● **Task directions**: Below is a listing to transcribe in full and exactly; keep the pictures out.

** start Data to use **

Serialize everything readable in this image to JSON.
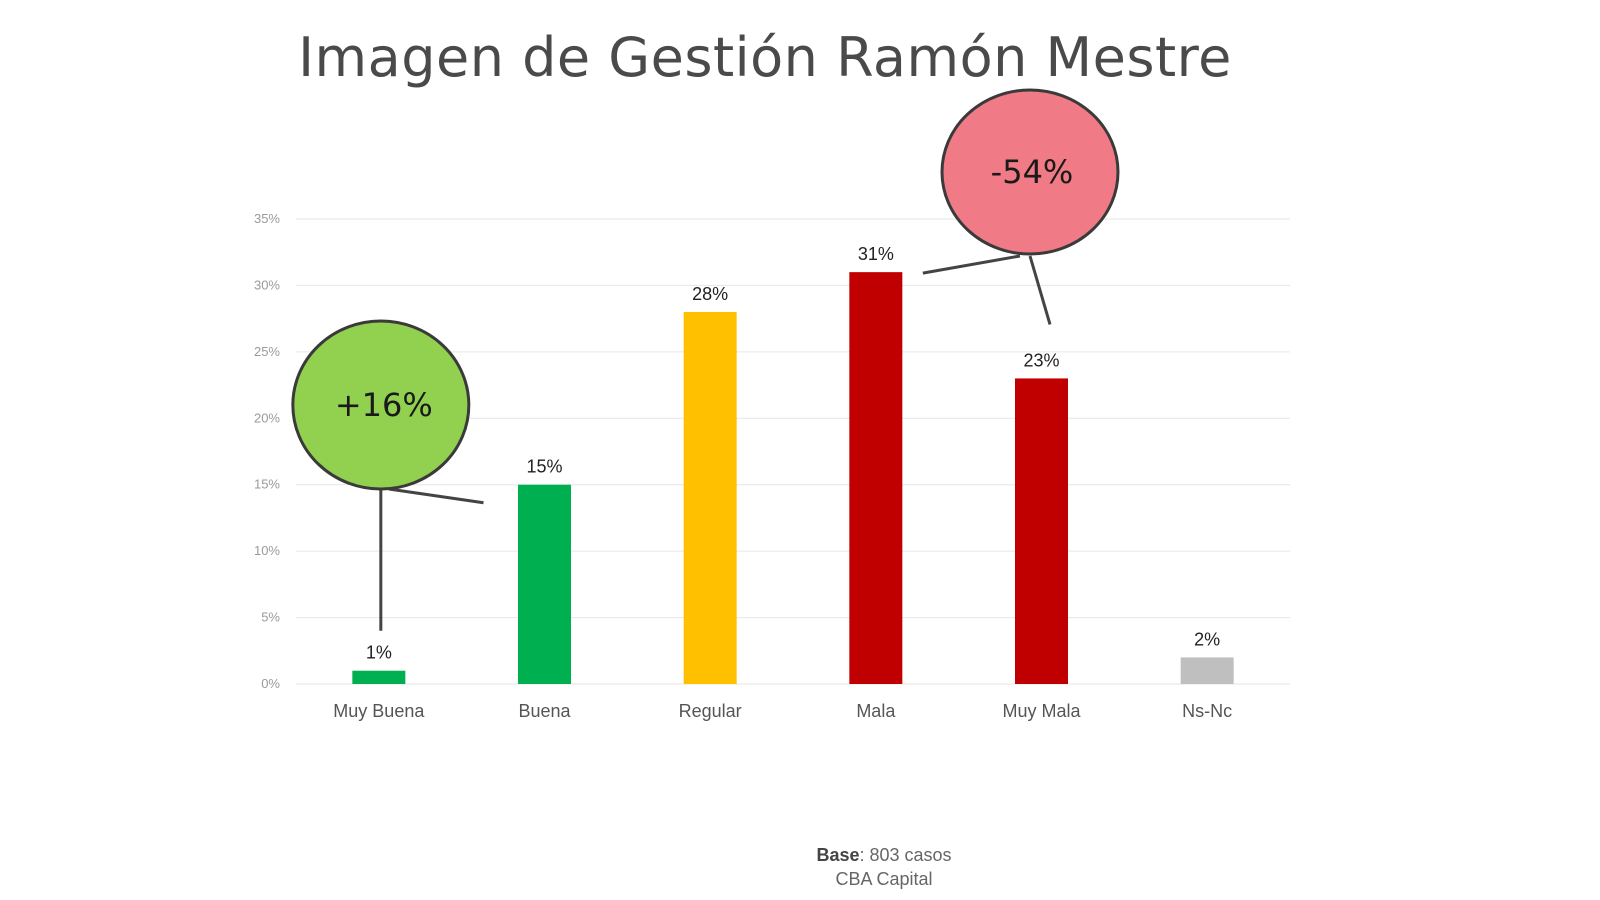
{
  "chart_data": {
    "type": "bar",
    "title": "Imagen de Gestión Ramón Mestre",
    "xlabel": "",
    "ylabel": "",
    "categories": [
      "Muy Buena",
      "Buena",
      "Regular",
      "Mala",
      "Muy Mala",
      "Ns-Nc"
    ],
    "values": [
      1,
      15,
      28,
      31,
      23,
      2
    ],
    "value_labels": [
      "1%",
      "15%",
      "28%",
      "31%",
      "23%",
      "2%"
    ],
    "colors": [
      "#00b050",
      "#00b050",
      "#ffc000",
      "#c00000",
      "#c00000",
      "#bfbfbf"
    ],
    "ylim": [
      0,
      35
    ],
    "yticks": [
      0,
      5,
      10,
      15,
      20,
      25,
      30,
      35
    ],
    "ytick_labels": [
      "0%",
      "5%",
      "10%",
      "15%",
      "20%",
      "25%",
      "30%",
      "35%"
    ],
    "grid": true,
    "legend": "none",
    "annotations": [
      {
        "text": "+16%",
        "color": "#92d050",
        "text_color": "#1a1a1a",
        "refers_to": [
          "Muy Buena",
          "Buena"
        ]
      },
      {
        "text": "-54%",
        "color": "#f07a85",
        "text_color": "#1a1a1a",
        "refers_to": [
          "Mala",
          "Muy Mala"
        ]
      }
    ]
  },
  "footer": {
    "base_label": "Base",
    "base_value": ": 803 casos",
    "region": "CBA Capital"
  }
}
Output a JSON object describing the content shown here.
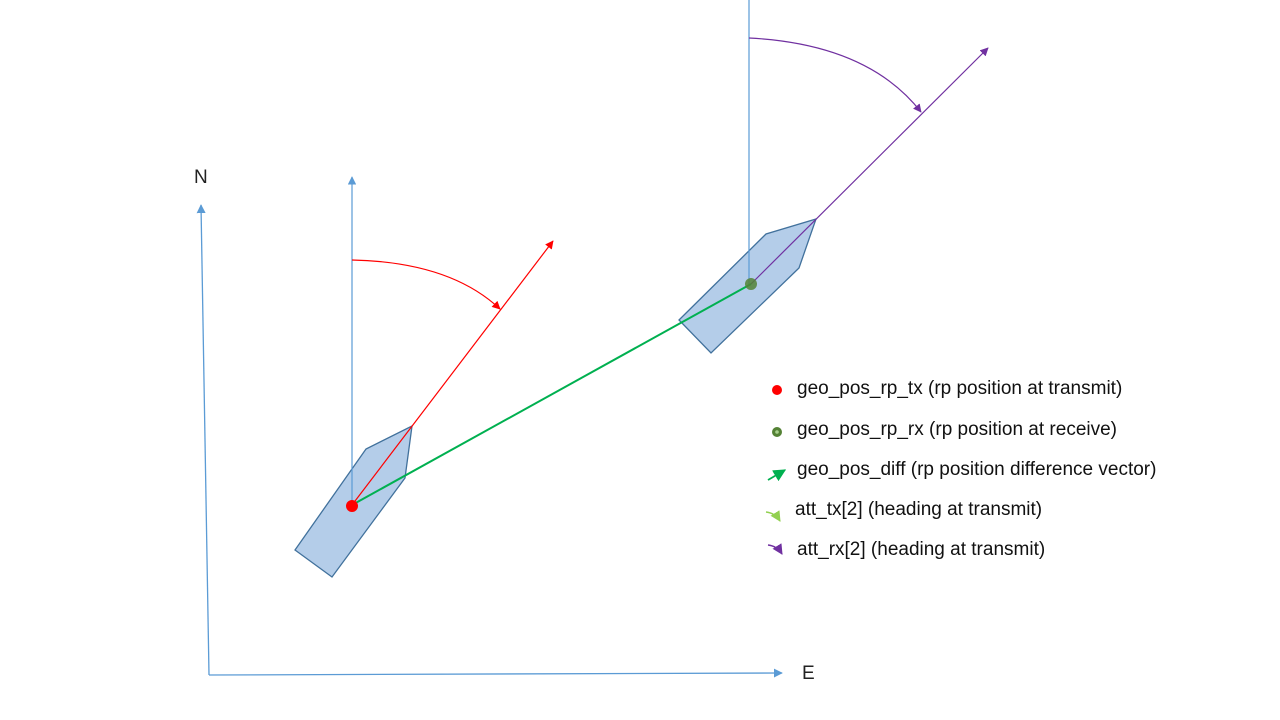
{
  "axes": {
    "north_label": "N",
    "east_label": "E"
  },
  "legend": [
    {
      "key": "geo_pos_rp_tx",
      "text": "geo_pos_rp_tx (rp position at transmit)",
      "symbol": "dot",
      "color": "#ff0000"
    },
    {
      "key": "geo_pos_rp_rx",
      "text": "geo_pos_rp_rx (rp position at receive)",
      "symbol": "dot",
      "color": "#548235"
    },
    {
      "key": "geo_pos_diff",
      "text": "geo_pos_diff (rp position difference vector)",
      "symbol": "arrow",
      "color": "#00b050"
    },
    {
      "key": "att_tx",
      "text": "att_tx[2] (heading at transmit)",
      "symbol": "curved-arrow",
      "color": "#92d050"
    },
    {
      "key": "att_rx",
      "text": "att_rx[2] (heading at transmit)",
      "symbol": "curved-arrow",
      "color": "#7030a0"
    }
  ],
  "colors": {
    "axis": "#5b9bd5",
    "ship_fill": "#b4cde9",
    "ship_stroke": "#41719c",
    "tx_heading": "#ff0000",
    "rx_heading": "#7030a0",
    "diff_vector": "#00b050",
    "rx_point": "#548235"
  }
}
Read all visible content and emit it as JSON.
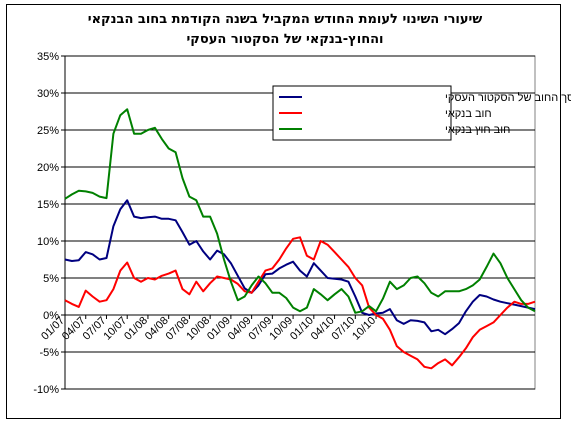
{
  "chart_data": {
    "type": "line",
    "title_lines": [
      "שיעורי השינוי לעומת החודש המקביל בשנה הקודמת בחוב הבנקאי",
      "והחוץ-בנקאי של הסקטור העסקי"
    ],
    "yticks": [
      "35%",
      "30%",
      "25%",
      "20%",
      "15%",
      "10%",
      "5%",
      "0%",
      "-5%",
      "-10%"
    ],
    "ylim": [
      -10,
      35
    ],
    "xticks": [
      "01/07",
      "04/07",
      "07/07",
      "10/07",
      "01/08",
      "04/08",
      "07/08",
      "10/08",
      "01/09",
      "04/09",
      "07/09",
      "10/09",
      "01/10",
      "04/10",
      "07/10",
      "10/10"
    ],
    "x_start": "2007-01",
    "grid": "horizontal",
    "legend_position": "top-right",
    "series": [
      {
        "name": "סך החוב של הסקטור העסקי",
        "color": "#000080",
        "values": [
          7.5,
          7.3,
          7.4,
          8.5,
          8.2,
          7.5,
          7.7,
          12.0,
          14.3,
          15.5,
          13.3,
          13.1,
          13.2,
          13.3,
          13.0,
          13.0,
          12.8,
          11.2,
          9.5,
          10.0,
          8.6,
          7.5,
          8.7,
          8.2,
          7.0,
          5.3,
          3.6,
          3.0,
          4.0,
          5.5,
          5.6,
          6.3,
          6.8,
          7.2,
          6.0,
          5.2,
          7.0,
          6.0,
          5.0,
          4.9,
          4.8,
          4.5,
          2.5,
          0.3,
          0.0,
          0.2,
          0.3,
          0.8,
          -0.7,
          -1.2,
          -0.7,
          -0.8,
          -1.0,
          -2.2,
          -2.0,
          -2.6,
          -1.9,
          -1.1,
          0.5,
          1.8,
          2.7,
          2.5,
          2.1,
          1.8,
          1.6,
          1.4,
          1.2,
          1.0,
          0.8
        ]
      },
      {
        "name": "חוב בנקאי",
        "color": "#ff0000",
        "values": [
          2.0,
          1.5,
          1.1,
          3.3,
          2.5,
          1.8,
          2.0,
          3.5,
          6.0,
          7.1,
          5.0,
          4.5,
          5.0,
          4.8,
          5.3,
          5.6,
          6.0,
          3.5,
          2.8,
          4.5,
          3.2,
          4.3,
          5.2,
          5.0,
          4.8,
          4.2,
          3.2,
          3.0,
          4.5,
          6.0,
          6.3,
          7.5,
          9.0,
          10.3,
          10.5,
          8.0,
          7.5,
          10.0,
          9.5,
          8.5,
          7.5,
          6.5,
          5.0,
          4.0,
          1.0,
          0.0,
          -0.5,
          -2.0,
          -4.2,
          -5.0,
          -5.5,
          -6.0,
          -7.0,
          -7.2,
          -6.5,
          -6.0,
          -6.8,
          -5.7,
          -4.5,
          -3.0,
          -2.0,
          -1.5,
          -1.0,
          0.0,
          1.0,
          1.8,
          1.5,
          1.5,
          1.8
        ]
      },
      {
        "name": "חוב חוץ בנקאי",
        "color": "#008000",
        "values": [
          15.7,
          16.3,
          16.8,
          16.7,
          16.5,
          16.0,
          15.8,
          24.5,
          27.0,
          27.8,
          24.5,
          24.5,
          25.0,
          25.3,
          23.8,
          22.5,
          22.0,
          18.5,
          16.0,
          15.5,
          13.3,
          13.3,
          11.0,
          7.5,
          4.5,
          2.0,
          2.5,
          4.0,
          5.2,
          4.3,
          3.0,
          3.0,
          2.3,
          1.0,
          0.5,
          1.0,
          3.5,
          2.8,
          2.0,
          2.8,
          3.5,
          2.5,
          0.3,
          0.5,
          1.2,
          0.5,
          2.2,
          4.5,
          3.5,
          4.0,
          5.0,
          5.2,
          4.3,
          3.0,
          2.5,
          3.2,
          3.2,
          3.2,
          3.5,
          4.0,
          4.8,
          6.5,
          8.3,
          7.0,
          5.0,
          3.5,
          2.0,
          1.0,
          0.5
        ]
      }
    ]
  }
}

** end Data to use **

● **Solution for this exercise**:
Serialize everything readable in this image to JSON.
{
  "chart_data": {
    "type": "bar",
    "title": "Imagen de Gestión Ramón Mestre",
    "xlabel": "",
    "ylabel": "",
    "categories": [
      "Muy Buena",
      "Buena",
      "Regular",
      "Mala",
      "Muy Mala",
      "Ns-Nc"
    ],
    "values": [
      1,
      15,
      28,
      31,
      23,
      2
    ],
    "value_labels": [
      "1%",
      "15%",
      "28%",
      "31%",
      "23%",
      "2%"
    ],
    "colors": [
      "#00b050",
      "#00b050",
      "#ffc000",
      "#c00000",
      "#c00000",
      "#bfbfbf"
    ],
    "ylim": [
      0,
      35
    ],
    "yticks": [
      0,
      5,
      10,
      15,
      20,
      25,
      30,
      35
    ],
    "ytick_labels": [
      "0%",
      "5%",
      "10%",
      "15%",
      "20%",
      "25%",
      "30%",
      "35%"
    ],
    "grid": true,
    "legend": "none",
    "annotations": [
      {
        "text": "+16%",
        "color": "#92d050",
        "text_color": "#1a1a1a",
        "refers_to": [
          "Muy Buena",
          "Buena"
        ]
      },
      {
        "text": "-54%",
        "color": "#f07a85",
        "text_color": "#1a1a1a",
        "refers_to": [
          "Mala",
          "Muy Mala"
        ]
      }
    ]
  },
  "footer": {
    "base_label": "Base",
    "base_value": ": 803 casos",
    "region": "CBA Capital"
  }
}
Output a JSON object describing the content shown here.
{
  "axes": {
    "north_label": "N",
    "east_label": "E"
  },
  "legend": [
    {
      "key": "geo_pos_rp_tx",
      "text": "geo_pos_rp_tx (rp position at transmit)",
      "symbol": "dot",
      "color": "#ff0000"
    },
    {
      "key": "geo_pos_rp_rx",
      "text": "geo_pos_rp_rx (rp position at receive)",
      "symbol": "dot",
      "color": "#548235"
    },
    {
      "key": "geo_pos_diff",
      "text": "geo_pos_diff (rp position difference vector)",
      "symbol": "arrow",
      "color": "#00b050"
    },
    {
      "key": "att_tx",
      "text": "att_tx[2] (heading at transmit)",
      "symbol": "curved-arrow",
      "color": "#92d050"
    },
    {
      "key": "att_rx",
      "text": "att_rx[2] (heading at transmit)",
      "symbol": "curved-arrow",
      "color": "#7030a0"
    }
  ],
  "colors": {
    "axis": "#5b9bd5",
    "ship_fill": "#b4cde9",
    "ship_stroke": "#41719c",
    "tx_heading": "#ff0000",
    "rx_heading": "#7030a0",
    "diff_vector": "#00b050",
    "rx_point": "#548235"
  }
}
Read all visible content and emit it as JSON.
{
  "chart_data": {
    "type": "line",
    "title_lines": [
      "שיעורי השינוי לעומת החודש המקביל בשנה הקודמת בחוב הבנקאי",
      "והחוץ-בנקאי של הסקטור העסקי"
    ],
    "yticks": [
      "35%",
      "30%",
      "25%",
      "20%",
      "15%",
      "10%",
      "5%",
      "0%",
      "-5%",
      "-10%"
    ],
    "ylim": [
      -10,
      35
    ],
    "xticks": [
      "01/07",
      "04/07",
      "07/07",
      "10/07",
      "01/08",
      "04/08",
      "07/08",
      "10/08",
      "01/09",
      "04/09",
      "07/09",
      "10/09",
      "01/10",
      "04/10",
      "07/10",
      "10/10"
    ],
    "x_start": "2007-01",
    "grid": "horizontal",
    "legend_position": "top-right",
    "series": [
      {
        "name": "סך החוב של הסקטור העסקי",
        "color": "#000080",
        "values": [
          7.5,
          7.3,
          7.4,
          8.5,
          8.2,
          7.5,
          7.7,
          12.0,
          14.3,
          15.5,
          13.3,
          13.1,
          13.2,
          13.3,
          13.0,
          13.0,
          12.8,
          11.2,
          9.5,
          10.0,
          8.6,
          7.5,
          8.7,
          8.2,
          7.0,
          5.3,
          3.6,
          3.0,
          4.0,
          5.5,
          5.6,
          6.3,
          6.8,
          7.2,
          6.0,
          5.2,
          7.0,
          6.0,
          5.0,
          4.9,
          4.8,
          4.5,
          2.5,
          0.3,
          0.0,
          0.2,
          0.3,
          0.8,
          -0.7,
          -1.2,
          -0.7,
          -0.8,
          -1.0,
          -2.2,
          -2.0,
          -2.6,
          -1.9,
          -1.1,
          0.5,
          1.8,
          2.7,
          2.5,
          2.1,
          1.8,
          1.6,
          1.4,
          1.2,
          1.0,
          0.8
        ]
      },
      {
        "name": "חוב בנקאי",
        "color": "#ff0000",
        "values": [
          2.0,
          1.5,
          1.1,
          3.3,
          2.5,
          1.8,
          2.0,
          3.5,
          6.0,
          7.1,
          5.0,
          4.5,
          5.0,
          4.8,
          5.3,
          5.6,
          6.0,
          3.5,
          2.8,
          4.5,
          3.2,
          4.3,
          5.2,
          5.0,
          4.8,
          4.2,
          3.2,
          3.0,
          4.5,
          6.0,
          6.3,
          7.5,
          9.0,
          10.3,
          10.5,
          8.0,
          7.5,
          10.0,
          9.5,
          8.5,
          7.5,
          6.5,
          5.0,
          4.0,
          1.0,
          0.0,
          -0.5,
          -2.0,
          -4.2,
          -5.0,
          -5.5,
          -6.0,
          -7.0,
          -7.2,
          -6.5,
          -6.0,
          -6.8,
          -5.7,
          -4.5,
          -3.0,
          -2.0,
          -1.5,
          -1.0,
          0.0,
          1.0,
          1.8,
          1.5,
          1.5,
          1.8
        ]
      },
      {
        "name": "חוב חוץ בנקאי",
        "color": "#008000",
        "values": [
          15.7,
          16.3,
          16.8,
          16.7,
          16.5,
          16.0,
          15.8,
          24.5,
          27.0,
          27.8,
          24.5,
          24.5,
          25.0,
          25.3,
          23.8,
          22.5,
          22.0,
          18.5,
          16.0,
          15.5,
          13.3,
          13.3,
          11.0,
          7.5,
          4.5,
          2.0,
          2.5,
          4.0,
          5.2,
          4.3,
          3.0,
          3.0,
          2.3,
          1.0,
          0.5,
          1.0,
          3.5,
          2.8,
          2.0,
          2.8,
          3.5,
          2.5,
          0.3,
          0.5,
          1.2,
          0.5,
          2.2,
          4.5,
          3.5,
          4.0,
          5.0,
          5.2,
          4.3,
          3.0,
          2.5,
          3.2,
          3.2,
          3.2,
          3.5,
          4.0,
          4.8,
          6.5,
          8.3,
          7.0,
          5.0,
          3.5,
          2.0,
          1.0,
          0.5
        ]
      }
    ]
  }
}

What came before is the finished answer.